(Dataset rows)
>> start

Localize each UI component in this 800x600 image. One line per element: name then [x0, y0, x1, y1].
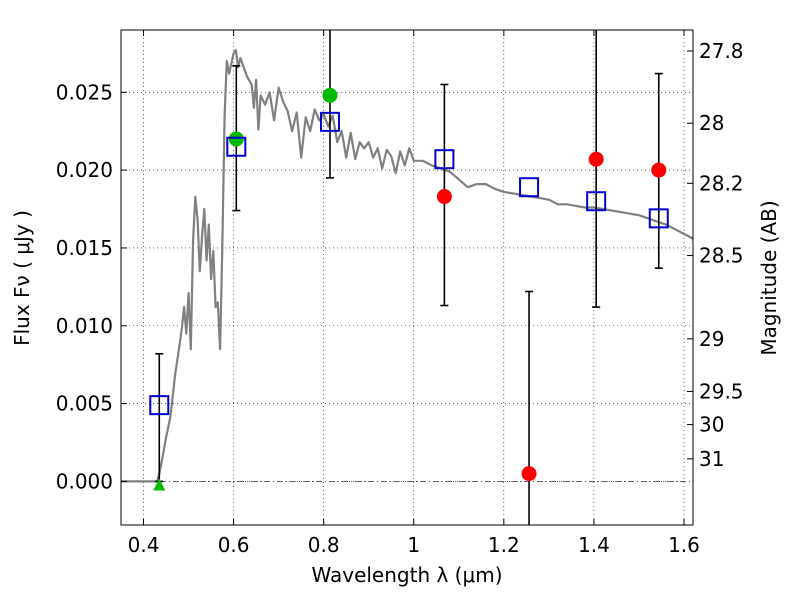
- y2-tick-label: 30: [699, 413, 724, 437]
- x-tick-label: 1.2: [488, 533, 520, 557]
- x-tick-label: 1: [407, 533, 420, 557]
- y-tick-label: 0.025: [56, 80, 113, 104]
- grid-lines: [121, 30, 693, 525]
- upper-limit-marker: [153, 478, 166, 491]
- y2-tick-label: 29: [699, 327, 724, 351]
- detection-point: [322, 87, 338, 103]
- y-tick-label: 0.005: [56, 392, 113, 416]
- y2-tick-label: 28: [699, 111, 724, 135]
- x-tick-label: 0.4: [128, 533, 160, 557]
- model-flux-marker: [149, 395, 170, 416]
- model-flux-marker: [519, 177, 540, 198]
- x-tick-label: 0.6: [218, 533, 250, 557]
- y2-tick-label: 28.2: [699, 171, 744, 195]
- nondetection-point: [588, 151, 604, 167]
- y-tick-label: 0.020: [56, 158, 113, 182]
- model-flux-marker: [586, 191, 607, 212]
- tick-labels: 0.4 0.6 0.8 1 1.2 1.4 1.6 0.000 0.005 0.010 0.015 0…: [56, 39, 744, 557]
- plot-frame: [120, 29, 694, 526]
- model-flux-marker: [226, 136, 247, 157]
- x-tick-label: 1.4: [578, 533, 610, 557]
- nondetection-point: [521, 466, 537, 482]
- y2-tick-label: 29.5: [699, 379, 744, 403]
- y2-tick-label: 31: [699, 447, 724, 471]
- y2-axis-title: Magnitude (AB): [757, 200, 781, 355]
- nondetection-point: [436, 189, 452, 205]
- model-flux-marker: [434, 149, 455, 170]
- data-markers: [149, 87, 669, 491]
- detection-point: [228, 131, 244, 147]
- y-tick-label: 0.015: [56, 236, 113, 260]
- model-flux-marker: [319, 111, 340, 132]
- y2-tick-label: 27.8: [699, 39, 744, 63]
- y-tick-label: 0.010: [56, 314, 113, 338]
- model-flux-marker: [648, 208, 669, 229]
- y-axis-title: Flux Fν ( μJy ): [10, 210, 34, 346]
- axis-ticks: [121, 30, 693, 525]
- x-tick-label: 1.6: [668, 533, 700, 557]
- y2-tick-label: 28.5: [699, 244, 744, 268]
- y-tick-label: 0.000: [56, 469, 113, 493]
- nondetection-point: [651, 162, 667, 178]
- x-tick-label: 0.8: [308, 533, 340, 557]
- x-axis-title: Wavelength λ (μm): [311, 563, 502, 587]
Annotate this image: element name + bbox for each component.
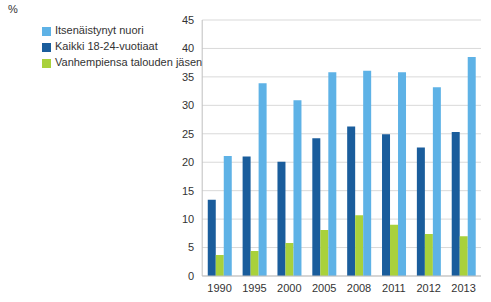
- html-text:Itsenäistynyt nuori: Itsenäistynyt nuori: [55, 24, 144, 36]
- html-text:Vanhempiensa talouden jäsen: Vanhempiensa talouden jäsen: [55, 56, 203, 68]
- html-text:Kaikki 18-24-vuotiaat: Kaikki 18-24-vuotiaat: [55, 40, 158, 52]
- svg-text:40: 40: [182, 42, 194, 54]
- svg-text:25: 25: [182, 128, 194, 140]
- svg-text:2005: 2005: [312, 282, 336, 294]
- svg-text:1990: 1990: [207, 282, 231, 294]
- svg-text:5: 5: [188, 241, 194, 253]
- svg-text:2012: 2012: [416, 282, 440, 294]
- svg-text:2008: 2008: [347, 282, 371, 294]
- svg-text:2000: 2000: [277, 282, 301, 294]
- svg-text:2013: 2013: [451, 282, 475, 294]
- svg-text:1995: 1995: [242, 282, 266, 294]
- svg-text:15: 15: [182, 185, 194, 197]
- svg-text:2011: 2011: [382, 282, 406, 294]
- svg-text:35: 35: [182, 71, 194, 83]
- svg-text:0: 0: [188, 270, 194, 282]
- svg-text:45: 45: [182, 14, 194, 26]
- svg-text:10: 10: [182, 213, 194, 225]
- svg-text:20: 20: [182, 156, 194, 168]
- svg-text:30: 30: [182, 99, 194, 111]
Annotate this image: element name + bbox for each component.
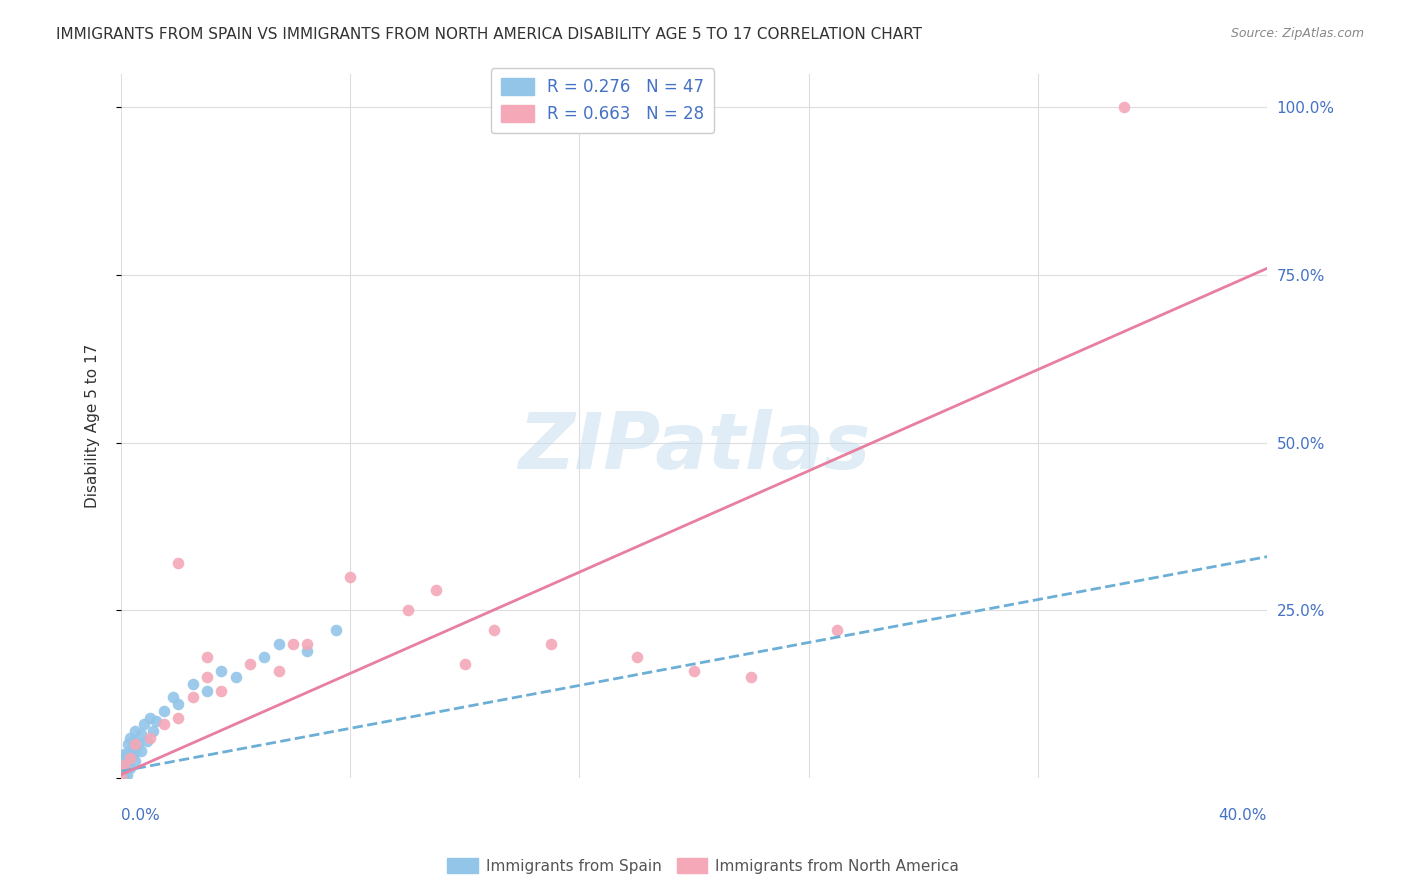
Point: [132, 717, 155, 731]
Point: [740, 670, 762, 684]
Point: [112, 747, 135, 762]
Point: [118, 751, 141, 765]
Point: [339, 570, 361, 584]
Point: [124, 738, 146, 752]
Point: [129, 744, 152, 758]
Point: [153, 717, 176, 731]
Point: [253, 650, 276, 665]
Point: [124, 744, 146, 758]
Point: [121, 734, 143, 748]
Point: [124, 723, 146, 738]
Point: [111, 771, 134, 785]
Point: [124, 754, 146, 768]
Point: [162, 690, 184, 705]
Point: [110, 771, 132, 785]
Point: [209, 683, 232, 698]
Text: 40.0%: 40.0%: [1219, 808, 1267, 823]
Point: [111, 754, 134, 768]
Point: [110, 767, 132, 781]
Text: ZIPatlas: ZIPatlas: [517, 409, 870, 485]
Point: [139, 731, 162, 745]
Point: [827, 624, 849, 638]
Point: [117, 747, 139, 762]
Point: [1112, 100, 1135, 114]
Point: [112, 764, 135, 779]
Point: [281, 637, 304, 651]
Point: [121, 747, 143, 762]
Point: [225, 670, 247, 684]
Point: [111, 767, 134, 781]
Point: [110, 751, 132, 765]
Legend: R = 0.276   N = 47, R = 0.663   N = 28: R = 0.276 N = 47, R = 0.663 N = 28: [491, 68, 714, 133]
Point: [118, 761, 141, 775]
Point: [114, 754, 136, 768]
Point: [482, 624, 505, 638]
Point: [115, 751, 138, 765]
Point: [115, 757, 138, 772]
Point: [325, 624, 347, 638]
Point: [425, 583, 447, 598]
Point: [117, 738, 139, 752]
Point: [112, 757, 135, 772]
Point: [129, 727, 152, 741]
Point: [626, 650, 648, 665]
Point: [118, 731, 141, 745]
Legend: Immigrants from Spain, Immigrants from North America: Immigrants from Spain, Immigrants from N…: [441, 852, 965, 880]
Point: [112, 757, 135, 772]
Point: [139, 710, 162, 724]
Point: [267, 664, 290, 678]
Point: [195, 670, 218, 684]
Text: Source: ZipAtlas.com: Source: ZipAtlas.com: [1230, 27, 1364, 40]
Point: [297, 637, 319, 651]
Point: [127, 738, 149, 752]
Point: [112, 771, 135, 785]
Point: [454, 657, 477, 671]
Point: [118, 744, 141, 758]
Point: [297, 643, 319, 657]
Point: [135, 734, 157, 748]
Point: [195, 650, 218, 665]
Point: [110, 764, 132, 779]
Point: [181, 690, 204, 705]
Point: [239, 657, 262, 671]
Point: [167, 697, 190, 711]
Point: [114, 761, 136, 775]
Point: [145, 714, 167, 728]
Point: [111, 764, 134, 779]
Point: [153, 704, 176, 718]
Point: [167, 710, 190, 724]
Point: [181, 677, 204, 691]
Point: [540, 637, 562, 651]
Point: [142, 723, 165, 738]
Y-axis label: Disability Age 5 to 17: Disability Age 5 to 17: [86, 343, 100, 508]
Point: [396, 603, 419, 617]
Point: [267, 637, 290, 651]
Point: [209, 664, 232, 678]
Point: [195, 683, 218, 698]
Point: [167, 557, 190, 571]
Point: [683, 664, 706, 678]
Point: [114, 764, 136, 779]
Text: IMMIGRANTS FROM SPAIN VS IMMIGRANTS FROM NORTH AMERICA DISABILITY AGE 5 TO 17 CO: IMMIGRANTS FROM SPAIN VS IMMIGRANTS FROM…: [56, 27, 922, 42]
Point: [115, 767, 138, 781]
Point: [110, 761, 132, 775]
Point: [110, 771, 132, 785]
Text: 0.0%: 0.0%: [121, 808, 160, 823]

>> end
>> start

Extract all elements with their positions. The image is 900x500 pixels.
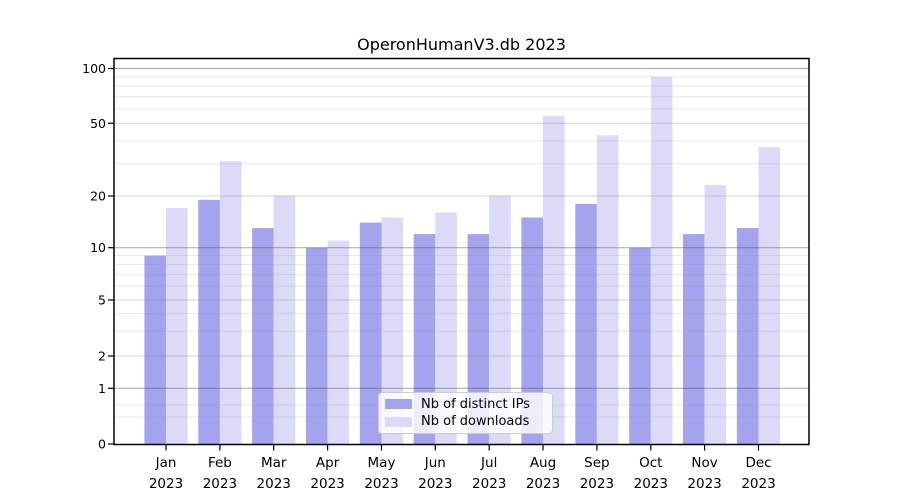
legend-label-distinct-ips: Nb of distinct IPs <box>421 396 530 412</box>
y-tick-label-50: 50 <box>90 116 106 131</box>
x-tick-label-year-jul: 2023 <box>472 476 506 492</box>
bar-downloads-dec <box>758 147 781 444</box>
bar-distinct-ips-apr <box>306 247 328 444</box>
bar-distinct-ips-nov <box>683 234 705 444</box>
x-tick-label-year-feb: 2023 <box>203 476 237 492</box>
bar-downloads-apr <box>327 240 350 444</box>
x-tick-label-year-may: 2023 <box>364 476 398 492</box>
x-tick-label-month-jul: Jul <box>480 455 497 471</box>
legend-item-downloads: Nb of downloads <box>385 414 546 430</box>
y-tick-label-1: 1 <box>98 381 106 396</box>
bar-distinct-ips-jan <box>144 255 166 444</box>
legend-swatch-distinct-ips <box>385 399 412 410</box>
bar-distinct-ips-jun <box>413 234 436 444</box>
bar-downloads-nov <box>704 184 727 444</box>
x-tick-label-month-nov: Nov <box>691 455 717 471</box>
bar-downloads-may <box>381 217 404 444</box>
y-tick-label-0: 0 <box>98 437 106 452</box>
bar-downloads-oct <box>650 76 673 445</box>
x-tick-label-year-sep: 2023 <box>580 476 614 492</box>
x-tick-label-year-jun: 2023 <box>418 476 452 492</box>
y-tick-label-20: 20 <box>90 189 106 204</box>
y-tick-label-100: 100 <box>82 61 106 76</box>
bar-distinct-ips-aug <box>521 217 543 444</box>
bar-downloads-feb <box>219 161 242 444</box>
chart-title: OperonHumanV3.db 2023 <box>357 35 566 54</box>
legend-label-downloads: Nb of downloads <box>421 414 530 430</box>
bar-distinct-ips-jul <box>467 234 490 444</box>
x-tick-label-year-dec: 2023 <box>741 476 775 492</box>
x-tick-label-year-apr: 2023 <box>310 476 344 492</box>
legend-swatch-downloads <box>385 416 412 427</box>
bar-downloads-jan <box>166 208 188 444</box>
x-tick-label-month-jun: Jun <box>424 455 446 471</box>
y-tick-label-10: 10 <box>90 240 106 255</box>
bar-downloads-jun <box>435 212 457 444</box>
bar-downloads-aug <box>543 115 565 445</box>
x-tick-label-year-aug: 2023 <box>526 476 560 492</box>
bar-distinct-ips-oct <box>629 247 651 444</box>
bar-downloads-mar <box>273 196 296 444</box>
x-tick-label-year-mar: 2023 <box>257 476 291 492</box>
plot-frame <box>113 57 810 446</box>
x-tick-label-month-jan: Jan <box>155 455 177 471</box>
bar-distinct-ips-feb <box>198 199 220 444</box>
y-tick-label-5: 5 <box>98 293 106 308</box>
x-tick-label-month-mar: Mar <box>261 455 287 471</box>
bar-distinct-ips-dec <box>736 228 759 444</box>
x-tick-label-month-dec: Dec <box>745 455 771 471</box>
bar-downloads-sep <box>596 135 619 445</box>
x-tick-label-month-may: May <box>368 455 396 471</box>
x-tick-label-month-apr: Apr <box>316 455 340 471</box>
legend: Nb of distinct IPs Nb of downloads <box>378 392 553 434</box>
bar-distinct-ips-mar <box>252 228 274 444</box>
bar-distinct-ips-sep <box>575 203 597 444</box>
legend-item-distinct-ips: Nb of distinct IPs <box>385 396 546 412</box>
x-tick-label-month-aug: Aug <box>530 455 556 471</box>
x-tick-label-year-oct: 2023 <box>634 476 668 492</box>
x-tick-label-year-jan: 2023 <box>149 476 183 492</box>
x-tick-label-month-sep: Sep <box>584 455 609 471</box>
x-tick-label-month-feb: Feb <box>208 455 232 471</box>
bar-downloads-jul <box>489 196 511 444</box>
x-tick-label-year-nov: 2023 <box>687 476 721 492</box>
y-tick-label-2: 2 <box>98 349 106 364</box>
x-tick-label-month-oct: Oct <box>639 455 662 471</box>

>> end

Rewrite the rows from the one containing "legend-label-distinct-ips: Nb of" down to the one containing "bar-distinct-ips-nov <box>683 234", swapping every "distinct" for "unique" and leaving everything else as it is.

## [Reply to the task]
legend-label-unique-ips: Nb of unique IPs <box>421 396 530 412</box>
y-tick-label-50: 50 <box>90 116 106 131</box>
x-tick-label-year-jul: 2023 <box>472 476 506 492</box>
bar-downloads-dec <box>758 147 781 444</box>
bar-unique-ips-apr <box>306 247 328 444</box>
bar-unique-ips-nov <box>683 234 705 444</box>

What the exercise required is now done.